[Items from a dataset]
================================

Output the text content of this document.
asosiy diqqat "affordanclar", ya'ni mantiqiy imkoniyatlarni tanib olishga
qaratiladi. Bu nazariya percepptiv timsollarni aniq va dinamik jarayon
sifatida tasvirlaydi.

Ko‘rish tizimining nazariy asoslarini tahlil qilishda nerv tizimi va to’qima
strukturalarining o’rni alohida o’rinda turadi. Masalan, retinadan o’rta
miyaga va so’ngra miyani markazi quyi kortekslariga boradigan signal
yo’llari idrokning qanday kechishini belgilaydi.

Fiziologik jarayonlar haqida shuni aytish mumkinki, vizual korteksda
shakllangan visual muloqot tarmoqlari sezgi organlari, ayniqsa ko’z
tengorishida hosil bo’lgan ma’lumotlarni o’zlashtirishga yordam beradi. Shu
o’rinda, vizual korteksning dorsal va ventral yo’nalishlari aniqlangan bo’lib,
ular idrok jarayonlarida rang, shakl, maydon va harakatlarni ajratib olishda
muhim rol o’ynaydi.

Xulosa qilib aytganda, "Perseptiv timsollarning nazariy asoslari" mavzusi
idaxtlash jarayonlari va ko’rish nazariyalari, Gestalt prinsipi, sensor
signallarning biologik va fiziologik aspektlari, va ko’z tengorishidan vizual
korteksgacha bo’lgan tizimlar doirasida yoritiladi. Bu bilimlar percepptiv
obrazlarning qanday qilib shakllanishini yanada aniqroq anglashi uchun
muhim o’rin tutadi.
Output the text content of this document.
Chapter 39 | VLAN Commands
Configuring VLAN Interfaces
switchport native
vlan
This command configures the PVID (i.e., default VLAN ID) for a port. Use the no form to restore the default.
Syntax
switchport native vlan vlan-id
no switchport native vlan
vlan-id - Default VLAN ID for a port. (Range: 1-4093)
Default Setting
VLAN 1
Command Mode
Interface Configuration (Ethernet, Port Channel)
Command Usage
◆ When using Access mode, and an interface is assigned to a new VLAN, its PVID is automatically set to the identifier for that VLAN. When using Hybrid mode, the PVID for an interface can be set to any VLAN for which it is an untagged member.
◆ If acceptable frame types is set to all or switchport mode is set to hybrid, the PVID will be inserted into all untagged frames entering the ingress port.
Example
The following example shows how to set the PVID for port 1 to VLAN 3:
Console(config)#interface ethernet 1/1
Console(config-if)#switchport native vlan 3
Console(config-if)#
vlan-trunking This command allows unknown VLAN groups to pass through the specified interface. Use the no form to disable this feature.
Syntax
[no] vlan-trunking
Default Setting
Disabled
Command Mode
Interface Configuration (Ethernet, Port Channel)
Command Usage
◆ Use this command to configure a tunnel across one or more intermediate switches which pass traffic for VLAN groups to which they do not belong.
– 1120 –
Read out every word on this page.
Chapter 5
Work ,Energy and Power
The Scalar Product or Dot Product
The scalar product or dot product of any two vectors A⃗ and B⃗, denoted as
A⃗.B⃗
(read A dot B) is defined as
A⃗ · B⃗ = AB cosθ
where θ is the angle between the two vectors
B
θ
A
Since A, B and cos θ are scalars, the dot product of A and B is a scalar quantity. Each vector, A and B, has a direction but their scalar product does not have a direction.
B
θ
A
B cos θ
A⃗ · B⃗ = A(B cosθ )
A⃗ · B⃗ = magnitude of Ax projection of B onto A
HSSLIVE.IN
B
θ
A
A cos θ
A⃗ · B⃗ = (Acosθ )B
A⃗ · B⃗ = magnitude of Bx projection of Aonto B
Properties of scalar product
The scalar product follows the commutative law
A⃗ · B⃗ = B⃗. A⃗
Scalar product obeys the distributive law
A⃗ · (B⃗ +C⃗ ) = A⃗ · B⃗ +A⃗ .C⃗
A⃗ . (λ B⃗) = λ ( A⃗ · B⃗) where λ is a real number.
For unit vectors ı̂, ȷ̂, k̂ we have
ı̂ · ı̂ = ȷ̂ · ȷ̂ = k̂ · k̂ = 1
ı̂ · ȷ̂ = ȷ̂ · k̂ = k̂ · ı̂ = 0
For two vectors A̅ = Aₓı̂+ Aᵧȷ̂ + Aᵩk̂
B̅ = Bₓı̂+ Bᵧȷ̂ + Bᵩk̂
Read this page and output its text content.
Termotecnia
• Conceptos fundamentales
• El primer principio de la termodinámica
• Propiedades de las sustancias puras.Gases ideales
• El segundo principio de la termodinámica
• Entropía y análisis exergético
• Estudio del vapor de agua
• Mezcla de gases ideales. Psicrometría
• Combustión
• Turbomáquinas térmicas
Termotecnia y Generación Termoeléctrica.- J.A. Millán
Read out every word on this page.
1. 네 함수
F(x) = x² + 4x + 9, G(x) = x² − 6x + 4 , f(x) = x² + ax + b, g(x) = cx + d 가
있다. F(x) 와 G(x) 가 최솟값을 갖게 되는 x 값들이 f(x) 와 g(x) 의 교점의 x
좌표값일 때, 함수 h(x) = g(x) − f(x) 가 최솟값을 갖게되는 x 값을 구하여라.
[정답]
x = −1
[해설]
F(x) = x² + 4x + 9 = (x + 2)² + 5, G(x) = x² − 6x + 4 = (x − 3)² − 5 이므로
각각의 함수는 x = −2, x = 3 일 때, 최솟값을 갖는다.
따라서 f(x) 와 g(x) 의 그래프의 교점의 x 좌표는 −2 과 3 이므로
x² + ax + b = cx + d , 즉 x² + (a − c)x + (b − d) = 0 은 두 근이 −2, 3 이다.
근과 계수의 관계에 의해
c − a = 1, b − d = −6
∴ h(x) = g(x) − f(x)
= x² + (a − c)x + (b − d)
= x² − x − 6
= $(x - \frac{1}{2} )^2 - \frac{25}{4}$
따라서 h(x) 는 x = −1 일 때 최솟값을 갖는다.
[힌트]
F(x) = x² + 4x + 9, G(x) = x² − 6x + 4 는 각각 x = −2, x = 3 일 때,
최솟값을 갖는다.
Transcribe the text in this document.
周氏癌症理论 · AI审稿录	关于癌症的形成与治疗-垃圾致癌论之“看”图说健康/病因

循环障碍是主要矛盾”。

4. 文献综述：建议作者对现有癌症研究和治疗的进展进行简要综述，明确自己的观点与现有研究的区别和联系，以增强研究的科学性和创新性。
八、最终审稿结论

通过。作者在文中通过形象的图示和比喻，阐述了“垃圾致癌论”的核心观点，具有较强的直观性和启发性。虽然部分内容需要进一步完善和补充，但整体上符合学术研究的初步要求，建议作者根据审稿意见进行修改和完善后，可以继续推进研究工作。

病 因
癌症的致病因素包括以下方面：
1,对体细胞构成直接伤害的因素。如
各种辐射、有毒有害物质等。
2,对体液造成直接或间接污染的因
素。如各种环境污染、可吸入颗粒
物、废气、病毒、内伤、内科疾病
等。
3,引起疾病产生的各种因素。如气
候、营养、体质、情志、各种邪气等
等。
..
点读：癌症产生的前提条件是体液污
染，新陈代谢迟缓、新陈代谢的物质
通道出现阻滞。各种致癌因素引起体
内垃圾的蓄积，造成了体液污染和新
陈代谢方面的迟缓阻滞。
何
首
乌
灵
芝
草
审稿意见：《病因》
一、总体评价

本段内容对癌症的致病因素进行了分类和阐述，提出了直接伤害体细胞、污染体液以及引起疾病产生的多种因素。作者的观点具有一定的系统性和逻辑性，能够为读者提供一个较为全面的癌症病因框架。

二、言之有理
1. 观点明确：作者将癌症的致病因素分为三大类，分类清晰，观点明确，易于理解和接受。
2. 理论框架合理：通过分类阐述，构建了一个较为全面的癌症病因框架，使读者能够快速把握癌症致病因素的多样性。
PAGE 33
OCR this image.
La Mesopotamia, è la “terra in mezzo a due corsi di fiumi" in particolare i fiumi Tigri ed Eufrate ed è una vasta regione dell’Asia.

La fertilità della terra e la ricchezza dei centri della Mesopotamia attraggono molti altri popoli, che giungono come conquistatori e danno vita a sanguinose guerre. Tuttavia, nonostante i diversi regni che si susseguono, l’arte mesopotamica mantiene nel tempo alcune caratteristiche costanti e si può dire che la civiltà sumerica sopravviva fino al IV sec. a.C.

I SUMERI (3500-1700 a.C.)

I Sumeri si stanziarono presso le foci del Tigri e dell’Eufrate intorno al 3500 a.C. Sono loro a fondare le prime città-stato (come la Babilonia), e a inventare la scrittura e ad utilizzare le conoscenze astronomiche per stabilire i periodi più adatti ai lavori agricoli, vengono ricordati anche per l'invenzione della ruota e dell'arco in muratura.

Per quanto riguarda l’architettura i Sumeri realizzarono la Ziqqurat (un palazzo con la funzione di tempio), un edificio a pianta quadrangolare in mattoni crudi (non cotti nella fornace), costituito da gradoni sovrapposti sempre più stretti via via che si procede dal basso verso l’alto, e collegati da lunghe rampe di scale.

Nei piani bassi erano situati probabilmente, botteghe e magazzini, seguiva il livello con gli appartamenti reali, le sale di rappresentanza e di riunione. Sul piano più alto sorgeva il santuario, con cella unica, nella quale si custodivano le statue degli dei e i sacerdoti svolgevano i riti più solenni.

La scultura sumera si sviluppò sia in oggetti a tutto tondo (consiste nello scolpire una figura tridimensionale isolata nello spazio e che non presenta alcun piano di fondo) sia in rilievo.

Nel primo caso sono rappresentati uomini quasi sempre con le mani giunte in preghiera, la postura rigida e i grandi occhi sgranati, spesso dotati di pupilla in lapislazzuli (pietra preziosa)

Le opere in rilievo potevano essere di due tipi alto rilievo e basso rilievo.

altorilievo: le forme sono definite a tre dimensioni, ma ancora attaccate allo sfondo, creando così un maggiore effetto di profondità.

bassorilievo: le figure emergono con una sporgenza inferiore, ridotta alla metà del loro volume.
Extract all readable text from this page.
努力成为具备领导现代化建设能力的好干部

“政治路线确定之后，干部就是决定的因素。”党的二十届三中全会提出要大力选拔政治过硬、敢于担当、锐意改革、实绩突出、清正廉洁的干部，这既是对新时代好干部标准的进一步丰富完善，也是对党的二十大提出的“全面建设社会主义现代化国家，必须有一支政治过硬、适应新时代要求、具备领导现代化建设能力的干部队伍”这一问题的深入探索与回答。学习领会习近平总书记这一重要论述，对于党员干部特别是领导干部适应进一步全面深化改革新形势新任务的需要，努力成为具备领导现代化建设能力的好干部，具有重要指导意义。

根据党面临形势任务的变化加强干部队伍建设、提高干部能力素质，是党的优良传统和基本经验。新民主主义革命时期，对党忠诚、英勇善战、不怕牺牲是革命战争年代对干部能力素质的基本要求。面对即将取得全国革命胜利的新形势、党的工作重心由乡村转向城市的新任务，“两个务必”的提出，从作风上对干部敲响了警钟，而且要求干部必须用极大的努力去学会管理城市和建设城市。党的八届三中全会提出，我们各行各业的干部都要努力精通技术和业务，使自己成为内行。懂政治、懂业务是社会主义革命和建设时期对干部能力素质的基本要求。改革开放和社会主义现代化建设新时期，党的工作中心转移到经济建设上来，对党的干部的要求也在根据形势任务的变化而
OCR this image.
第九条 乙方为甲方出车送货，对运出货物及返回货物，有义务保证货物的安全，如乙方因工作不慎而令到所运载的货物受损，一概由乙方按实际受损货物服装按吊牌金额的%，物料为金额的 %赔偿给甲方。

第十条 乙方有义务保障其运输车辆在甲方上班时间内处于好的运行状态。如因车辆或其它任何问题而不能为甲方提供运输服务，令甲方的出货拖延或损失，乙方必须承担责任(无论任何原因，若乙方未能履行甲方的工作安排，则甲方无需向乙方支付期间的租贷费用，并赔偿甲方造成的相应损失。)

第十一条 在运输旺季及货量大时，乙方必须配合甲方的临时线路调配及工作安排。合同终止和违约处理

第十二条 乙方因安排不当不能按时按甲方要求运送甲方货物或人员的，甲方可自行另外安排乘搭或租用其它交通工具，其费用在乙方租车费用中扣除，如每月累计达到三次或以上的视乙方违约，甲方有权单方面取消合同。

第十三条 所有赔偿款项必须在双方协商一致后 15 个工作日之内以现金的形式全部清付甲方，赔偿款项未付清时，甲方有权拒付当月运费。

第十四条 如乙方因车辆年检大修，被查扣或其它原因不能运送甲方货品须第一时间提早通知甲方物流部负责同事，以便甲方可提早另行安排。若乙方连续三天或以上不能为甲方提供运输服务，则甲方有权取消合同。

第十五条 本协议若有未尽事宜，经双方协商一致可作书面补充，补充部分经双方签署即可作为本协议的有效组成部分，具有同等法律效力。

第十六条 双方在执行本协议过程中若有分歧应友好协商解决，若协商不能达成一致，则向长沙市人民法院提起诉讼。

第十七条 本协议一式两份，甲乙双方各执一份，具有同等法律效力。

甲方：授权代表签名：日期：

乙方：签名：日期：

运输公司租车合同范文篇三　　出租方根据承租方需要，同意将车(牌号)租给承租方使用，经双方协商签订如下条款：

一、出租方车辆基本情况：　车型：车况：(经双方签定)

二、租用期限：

================================

*TASK STATEMENT*
Find all the lines containing "percepptiv" in the material, then copy them.

*ANSWER TO THIS EXERCISE*
qaratiladi. Bu nazariya percepptiv timsollarni aniq va dinamik jarayon
korteksgacha bo’lgan tizimlar doirasida yoritiladi. Bu bilimlar percepptiv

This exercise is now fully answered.